• **Stated problem**
Search the records for "have". Copy every line where it appears.

• **Material supplied**

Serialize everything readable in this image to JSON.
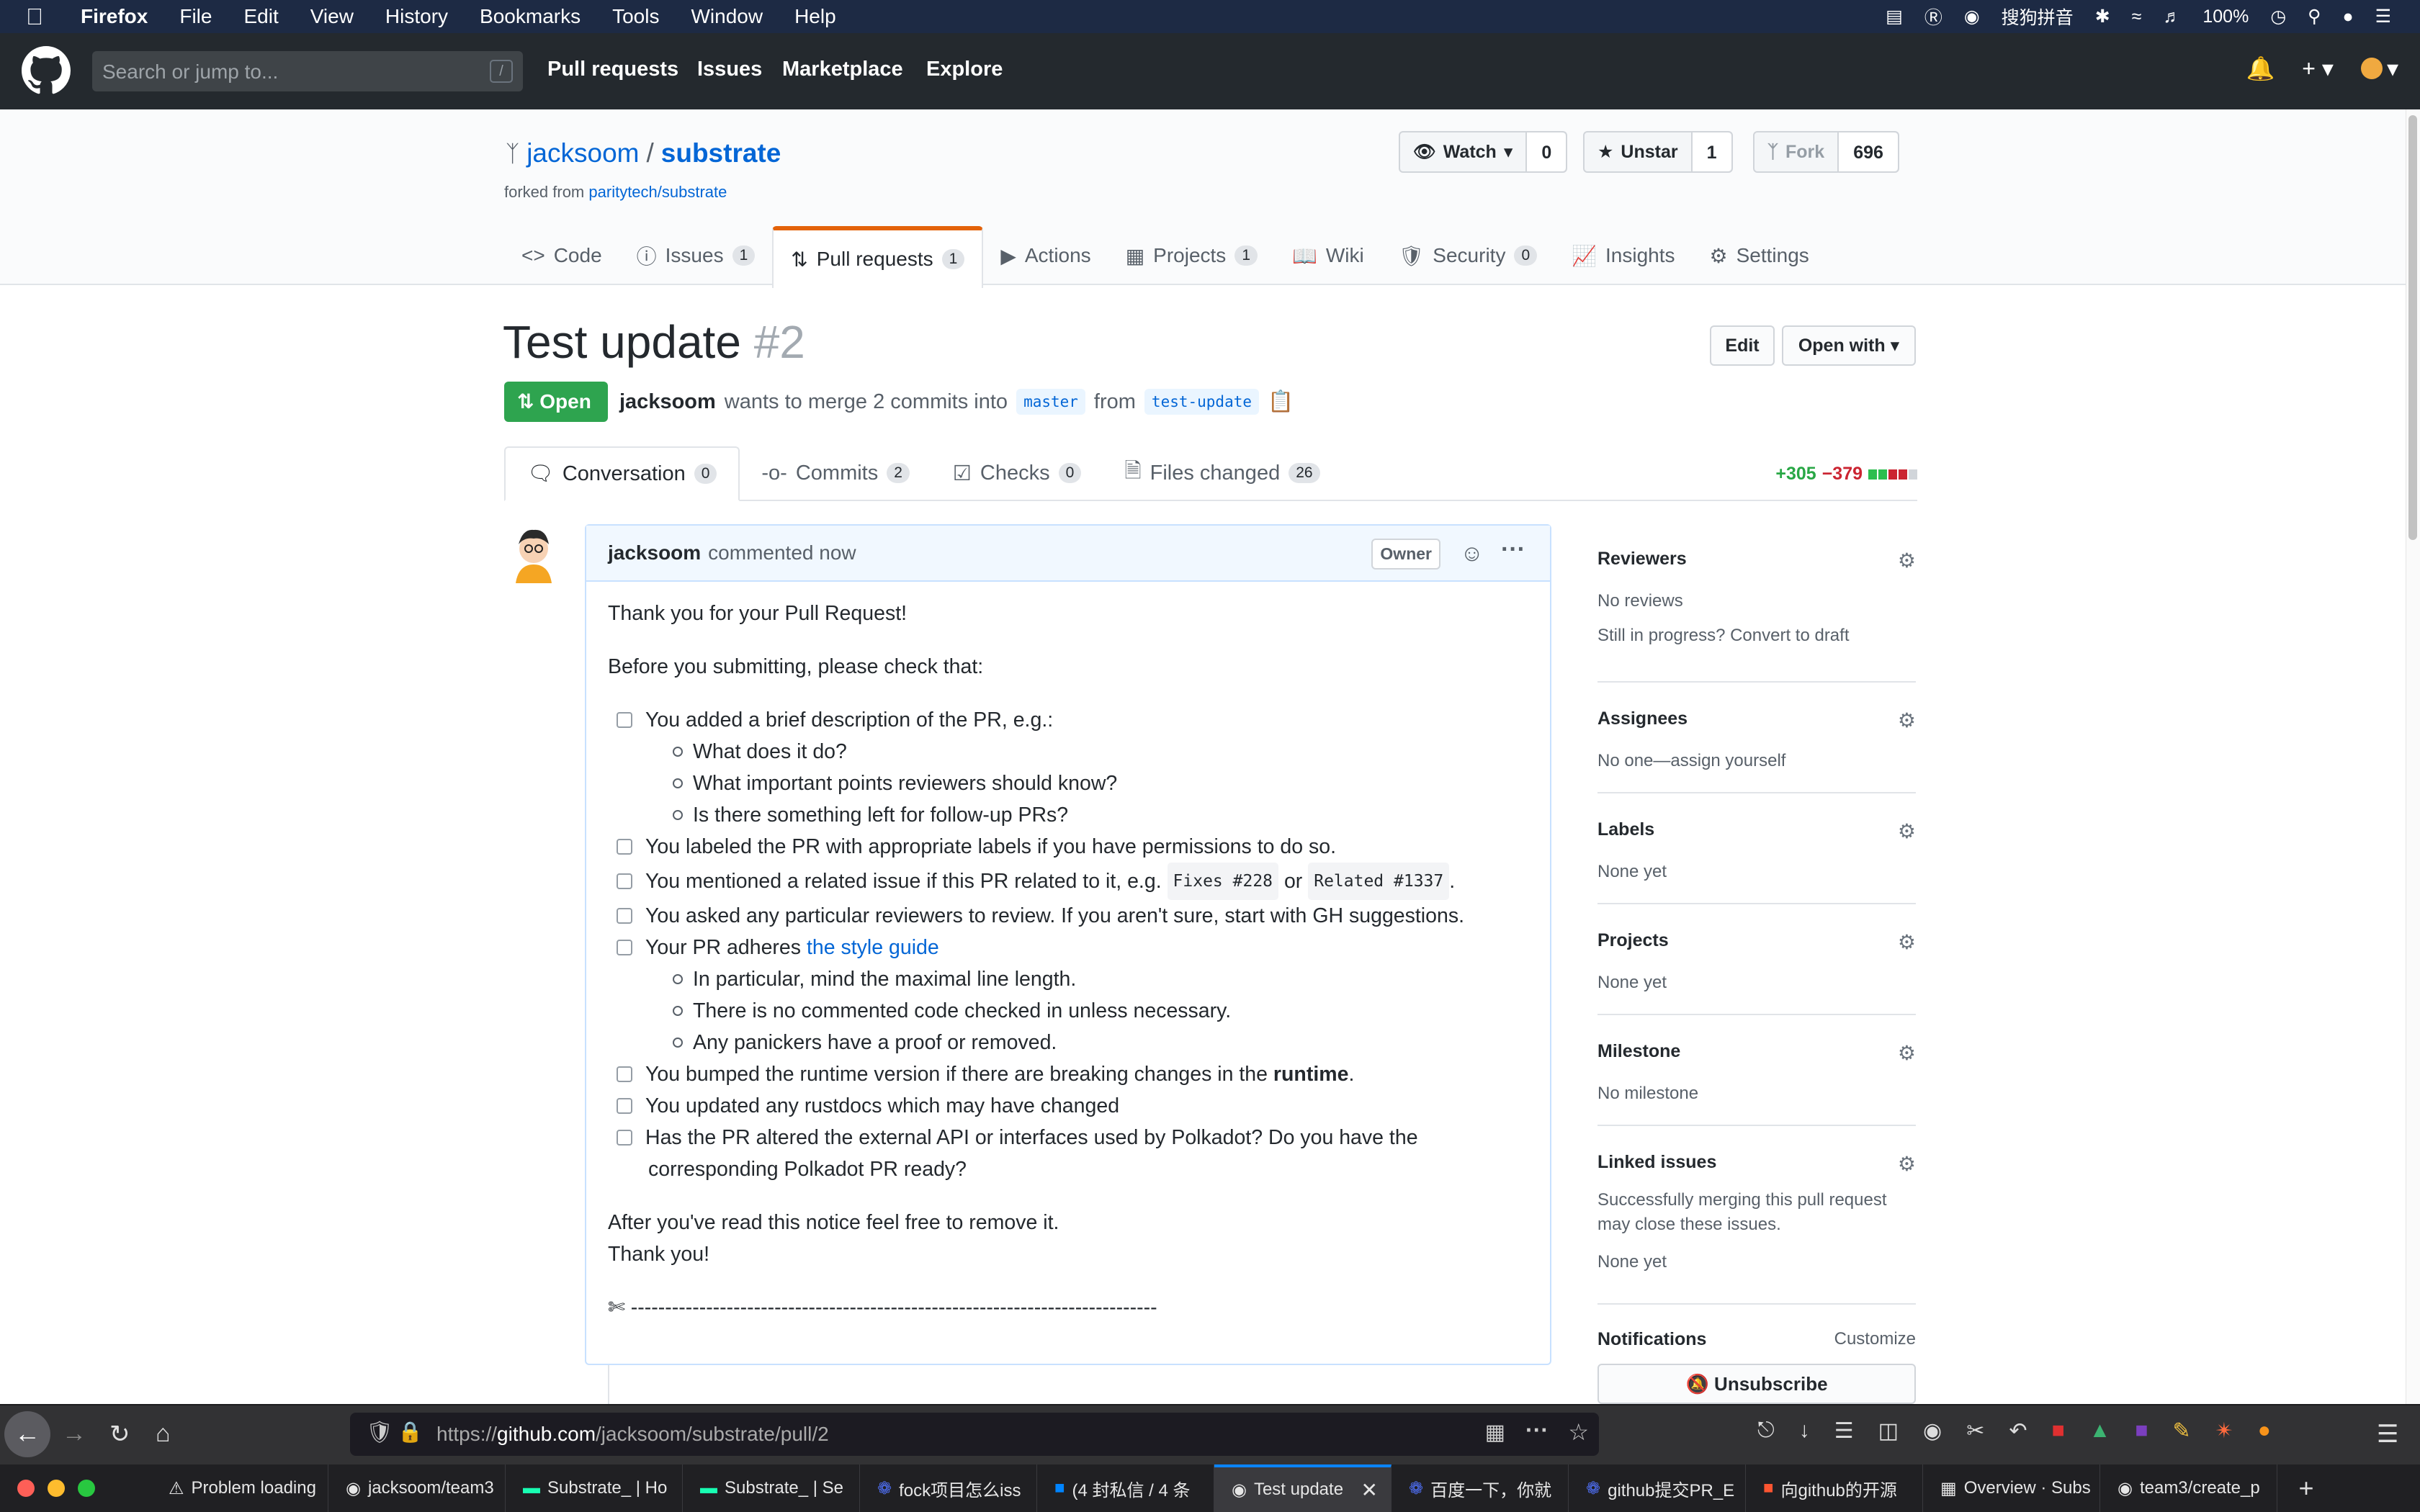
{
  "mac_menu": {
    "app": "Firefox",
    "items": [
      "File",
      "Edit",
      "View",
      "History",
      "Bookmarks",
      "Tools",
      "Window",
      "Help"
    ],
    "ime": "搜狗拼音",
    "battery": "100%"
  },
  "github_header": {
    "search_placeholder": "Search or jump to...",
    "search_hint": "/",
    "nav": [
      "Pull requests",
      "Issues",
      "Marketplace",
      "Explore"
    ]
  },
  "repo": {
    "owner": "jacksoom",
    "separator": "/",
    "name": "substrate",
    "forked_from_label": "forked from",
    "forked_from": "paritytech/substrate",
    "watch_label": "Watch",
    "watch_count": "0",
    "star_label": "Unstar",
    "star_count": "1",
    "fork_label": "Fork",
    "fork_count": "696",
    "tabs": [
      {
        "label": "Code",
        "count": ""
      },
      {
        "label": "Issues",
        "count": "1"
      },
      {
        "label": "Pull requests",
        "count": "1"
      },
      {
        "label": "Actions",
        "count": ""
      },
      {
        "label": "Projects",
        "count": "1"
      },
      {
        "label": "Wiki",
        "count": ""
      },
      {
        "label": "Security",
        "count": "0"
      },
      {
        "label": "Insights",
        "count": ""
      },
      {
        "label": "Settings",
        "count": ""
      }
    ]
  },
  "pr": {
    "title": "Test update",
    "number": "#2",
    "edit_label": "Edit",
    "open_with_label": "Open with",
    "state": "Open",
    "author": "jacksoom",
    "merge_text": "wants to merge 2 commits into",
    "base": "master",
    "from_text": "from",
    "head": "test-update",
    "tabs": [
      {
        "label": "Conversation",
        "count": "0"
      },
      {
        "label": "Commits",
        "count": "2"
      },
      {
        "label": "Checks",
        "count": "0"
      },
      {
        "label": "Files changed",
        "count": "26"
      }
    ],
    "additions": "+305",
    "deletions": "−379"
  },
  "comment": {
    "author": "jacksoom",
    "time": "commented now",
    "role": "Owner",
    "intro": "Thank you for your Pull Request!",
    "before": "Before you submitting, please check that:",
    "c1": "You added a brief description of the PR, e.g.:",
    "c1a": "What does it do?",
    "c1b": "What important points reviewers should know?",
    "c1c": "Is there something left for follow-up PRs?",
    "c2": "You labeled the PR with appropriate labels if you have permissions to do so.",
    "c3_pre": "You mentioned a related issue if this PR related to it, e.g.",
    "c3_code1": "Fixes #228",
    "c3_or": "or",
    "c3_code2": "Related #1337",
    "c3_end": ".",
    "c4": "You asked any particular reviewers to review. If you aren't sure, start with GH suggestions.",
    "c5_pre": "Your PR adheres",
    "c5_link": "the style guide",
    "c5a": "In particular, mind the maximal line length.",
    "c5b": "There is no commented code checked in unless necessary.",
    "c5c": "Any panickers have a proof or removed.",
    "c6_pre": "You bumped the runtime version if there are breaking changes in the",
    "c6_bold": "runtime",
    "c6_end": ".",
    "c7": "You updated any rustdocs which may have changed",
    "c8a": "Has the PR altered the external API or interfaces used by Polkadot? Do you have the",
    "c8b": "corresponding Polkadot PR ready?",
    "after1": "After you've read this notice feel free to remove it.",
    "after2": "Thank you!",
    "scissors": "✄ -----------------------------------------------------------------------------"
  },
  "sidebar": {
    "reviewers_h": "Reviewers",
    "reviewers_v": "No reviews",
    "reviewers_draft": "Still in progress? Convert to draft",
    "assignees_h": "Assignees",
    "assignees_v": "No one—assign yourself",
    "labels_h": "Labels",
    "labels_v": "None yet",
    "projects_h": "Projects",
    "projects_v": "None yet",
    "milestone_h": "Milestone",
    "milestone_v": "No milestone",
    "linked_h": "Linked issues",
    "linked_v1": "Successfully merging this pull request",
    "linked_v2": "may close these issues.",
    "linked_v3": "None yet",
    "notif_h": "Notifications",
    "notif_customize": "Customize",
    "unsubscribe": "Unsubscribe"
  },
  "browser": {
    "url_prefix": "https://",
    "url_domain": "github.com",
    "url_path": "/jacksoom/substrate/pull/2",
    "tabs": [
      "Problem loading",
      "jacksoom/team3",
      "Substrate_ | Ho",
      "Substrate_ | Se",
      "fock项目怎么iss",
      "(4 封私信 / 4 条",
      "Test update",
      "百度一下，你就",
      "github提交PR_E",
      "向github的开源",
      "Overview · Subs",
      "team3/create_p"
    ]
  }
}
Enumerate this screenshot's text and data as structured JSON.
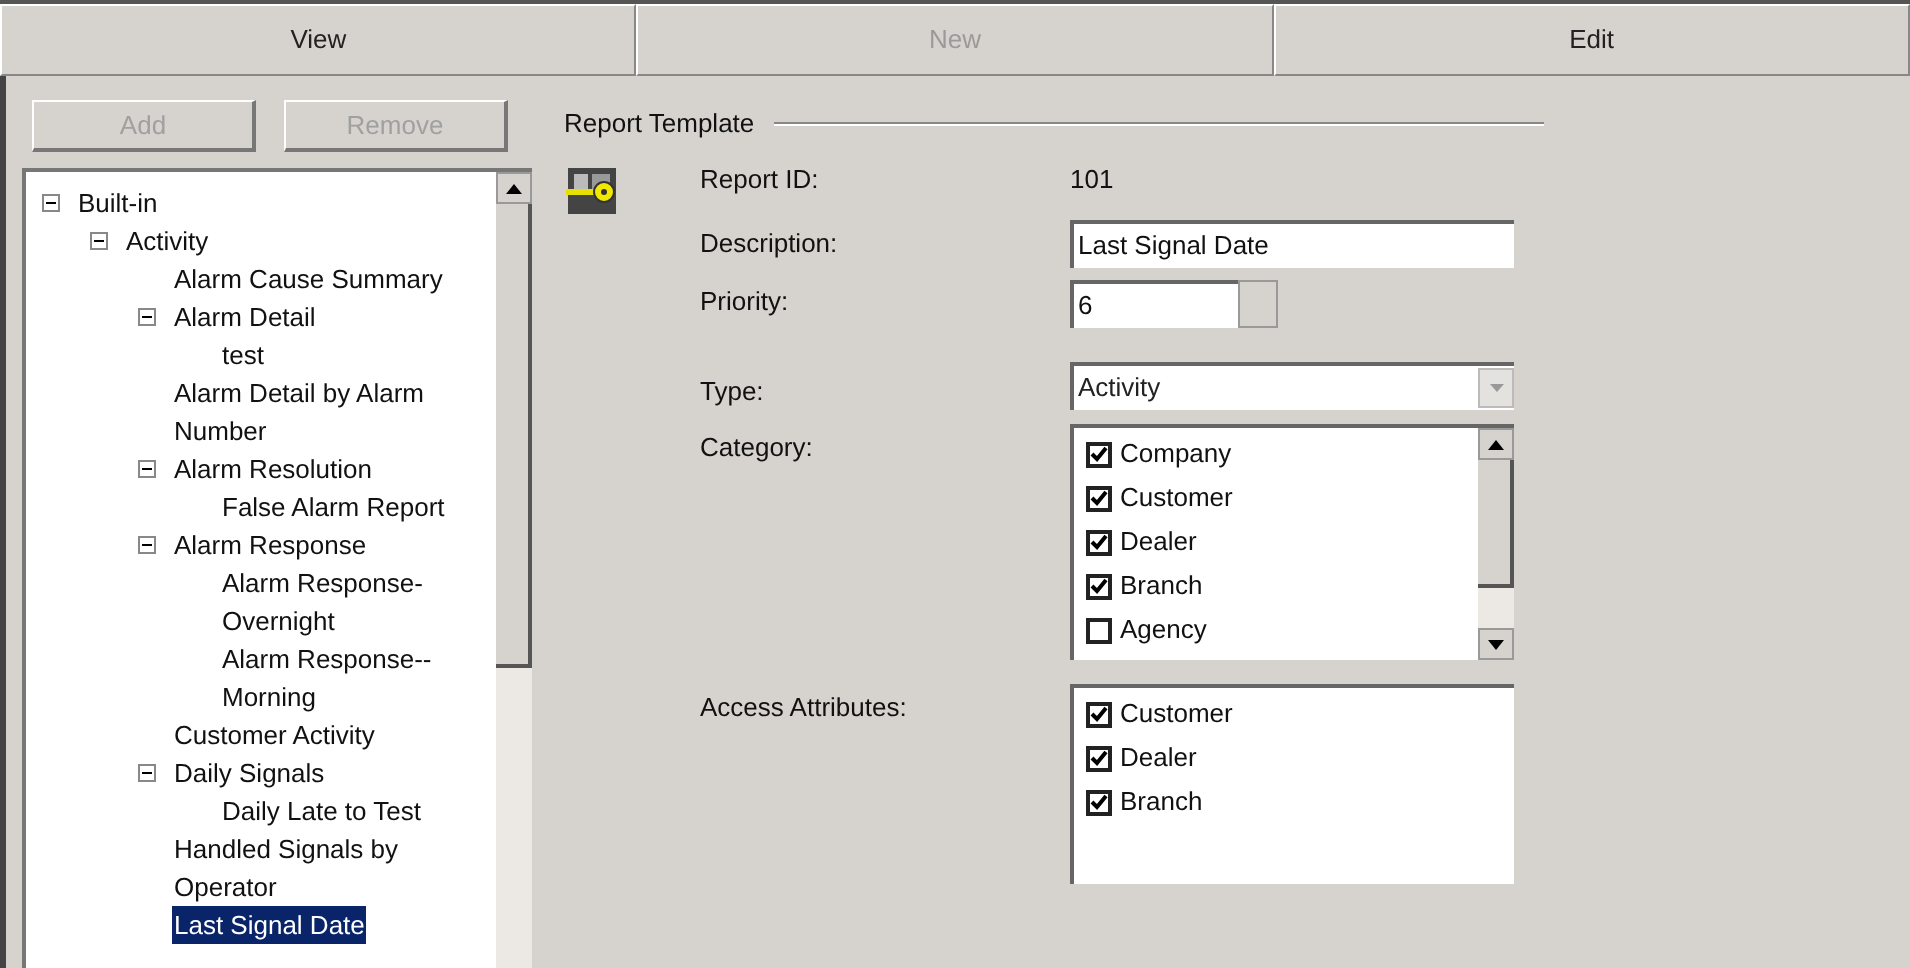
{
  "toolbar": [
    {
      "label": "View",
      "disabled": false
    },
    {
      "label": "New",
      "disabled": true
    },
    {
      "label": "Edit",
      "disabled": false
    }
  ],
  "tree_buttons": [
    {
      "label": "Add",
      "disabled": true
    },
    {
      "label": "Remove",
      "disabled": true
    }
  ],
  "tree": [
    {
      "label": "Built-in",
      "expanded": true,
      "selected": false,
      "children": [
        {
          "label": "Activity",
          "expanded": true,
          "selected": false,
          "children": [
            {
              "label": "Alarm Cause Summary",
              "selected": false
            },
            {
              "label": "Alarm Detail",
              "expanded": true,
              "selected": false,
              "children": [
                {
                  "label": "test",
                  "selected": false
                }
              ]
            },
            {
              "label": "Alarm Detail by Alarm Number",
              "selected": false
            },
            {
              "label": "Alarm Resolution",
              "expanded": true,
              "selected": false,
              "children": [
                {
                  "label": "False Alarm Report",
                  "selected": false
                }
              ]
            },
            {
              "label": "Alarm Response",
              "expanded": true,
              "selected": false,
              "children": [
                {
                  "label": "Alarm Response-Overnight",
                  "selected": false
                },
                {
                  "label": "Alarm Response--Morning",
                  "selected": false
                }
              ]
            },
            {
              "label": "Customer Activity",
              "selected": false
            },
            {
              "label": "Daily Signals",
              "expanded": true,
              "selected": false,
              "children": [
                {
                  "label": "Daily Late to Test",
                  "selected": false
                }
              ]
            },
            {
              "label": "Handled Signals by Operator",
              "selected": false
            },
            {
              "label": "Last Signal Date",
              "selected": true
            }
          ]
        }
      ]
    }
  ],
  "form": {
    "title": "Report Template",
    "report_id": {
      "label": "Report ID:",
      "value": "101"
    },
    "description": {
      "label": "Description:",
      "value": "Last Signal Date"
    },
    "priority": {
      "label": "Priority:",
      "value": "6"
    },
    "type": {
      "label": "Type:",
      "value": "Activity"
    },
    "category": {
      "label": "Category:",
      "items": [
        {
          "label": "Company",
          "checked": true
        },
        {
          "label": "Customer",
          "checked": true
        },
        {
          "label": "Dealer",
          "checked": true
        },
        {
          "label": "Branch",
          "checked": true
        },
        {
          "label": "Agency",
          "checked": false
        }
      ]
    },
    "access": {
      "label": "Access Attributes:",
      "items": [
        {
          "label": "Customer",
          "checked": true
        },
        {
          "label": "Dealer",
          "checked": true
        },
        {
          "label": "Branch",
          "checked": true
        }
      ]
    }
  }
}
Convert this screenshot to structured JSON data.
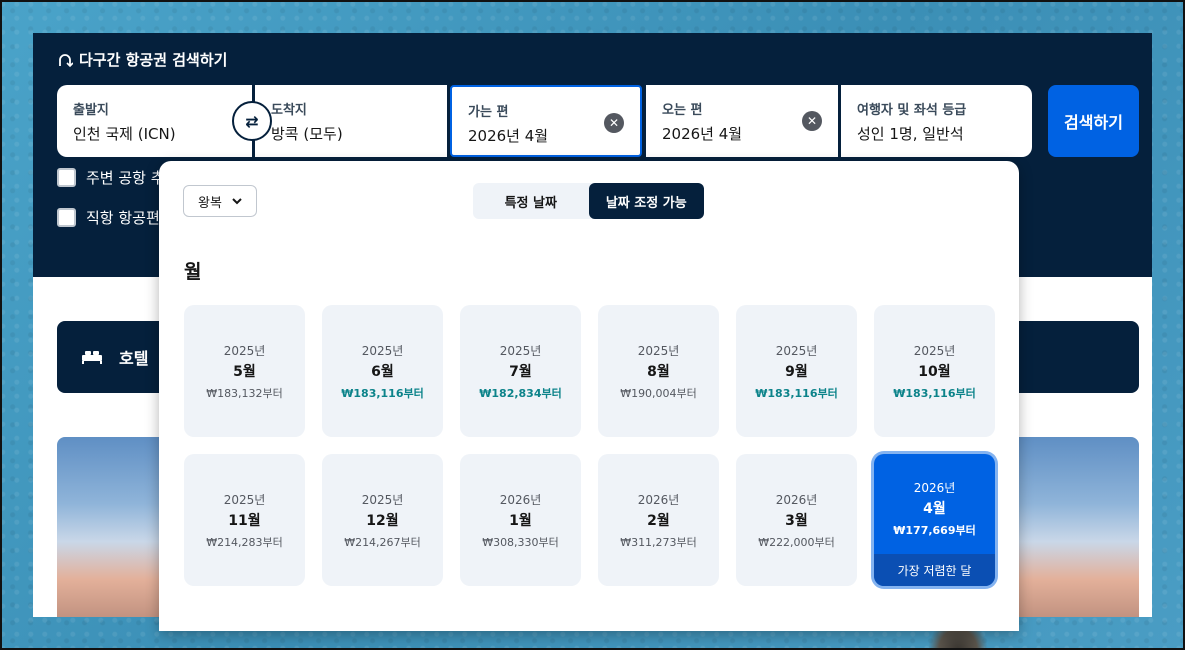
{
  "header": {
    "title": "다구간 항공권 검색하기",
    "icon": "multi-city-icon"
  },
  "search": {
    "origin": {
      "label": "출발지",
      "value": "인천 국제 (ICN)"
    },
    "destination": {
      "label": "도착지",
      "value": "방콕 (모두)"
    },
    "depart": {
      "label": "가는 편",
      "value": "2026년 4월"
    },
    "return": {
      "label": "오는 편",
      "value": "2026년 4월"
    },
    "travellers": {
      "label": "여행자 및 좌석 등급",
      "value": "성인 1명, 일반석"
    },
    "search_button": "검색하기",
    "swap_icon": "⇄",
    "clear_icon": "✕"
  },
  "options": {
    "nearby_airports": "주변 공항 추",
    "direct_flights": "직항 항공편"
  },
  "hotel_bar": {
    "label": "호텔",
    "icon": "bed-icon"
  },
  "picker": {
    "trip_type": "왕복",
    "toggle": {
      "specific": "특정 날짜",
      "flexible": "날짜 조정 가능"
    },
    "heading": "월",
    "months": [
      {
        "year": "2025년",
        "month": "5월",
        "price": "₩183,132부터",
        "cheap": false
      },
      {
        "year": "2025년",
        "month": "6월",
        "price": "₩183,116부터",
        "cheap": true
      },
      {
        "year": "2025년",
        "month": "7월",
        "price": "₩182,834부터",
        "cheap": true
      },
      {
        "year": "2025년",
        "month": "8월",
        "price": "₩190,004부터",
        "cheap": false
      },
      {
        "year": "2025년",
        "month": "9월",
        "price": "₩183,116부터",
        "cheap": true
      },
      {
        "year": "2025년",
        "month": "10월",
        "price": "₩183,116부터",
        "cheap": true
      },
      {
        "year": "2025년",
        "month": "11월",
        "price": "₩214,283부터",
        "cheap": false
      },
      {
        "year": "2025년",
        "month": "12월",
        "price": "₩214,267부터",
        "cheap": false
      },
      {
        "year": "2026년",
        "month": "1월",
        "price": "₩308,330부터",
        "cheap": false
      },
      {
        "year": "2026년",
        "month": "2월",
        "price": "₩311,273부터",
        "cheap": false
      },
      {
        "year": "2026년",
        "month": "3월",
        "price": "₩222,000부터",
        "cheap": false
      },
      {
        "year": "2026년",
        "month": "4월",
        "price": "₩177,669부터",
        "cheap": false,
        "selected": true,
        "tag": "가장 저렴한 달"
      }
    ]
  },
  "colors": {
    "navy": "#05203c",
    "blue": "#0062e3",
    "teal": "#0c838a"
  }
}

• **The answer**
    "c2": "You labeled the PR with appropriate labels if you have permissions to do so.",
    "c5c": "Any panickers have a proof or removed.",
    "c7": "You updated any rustdocs which may have changed",
    "c8a": "Has the PR altered the external API or interfaces used by Polkadot? Do you have the",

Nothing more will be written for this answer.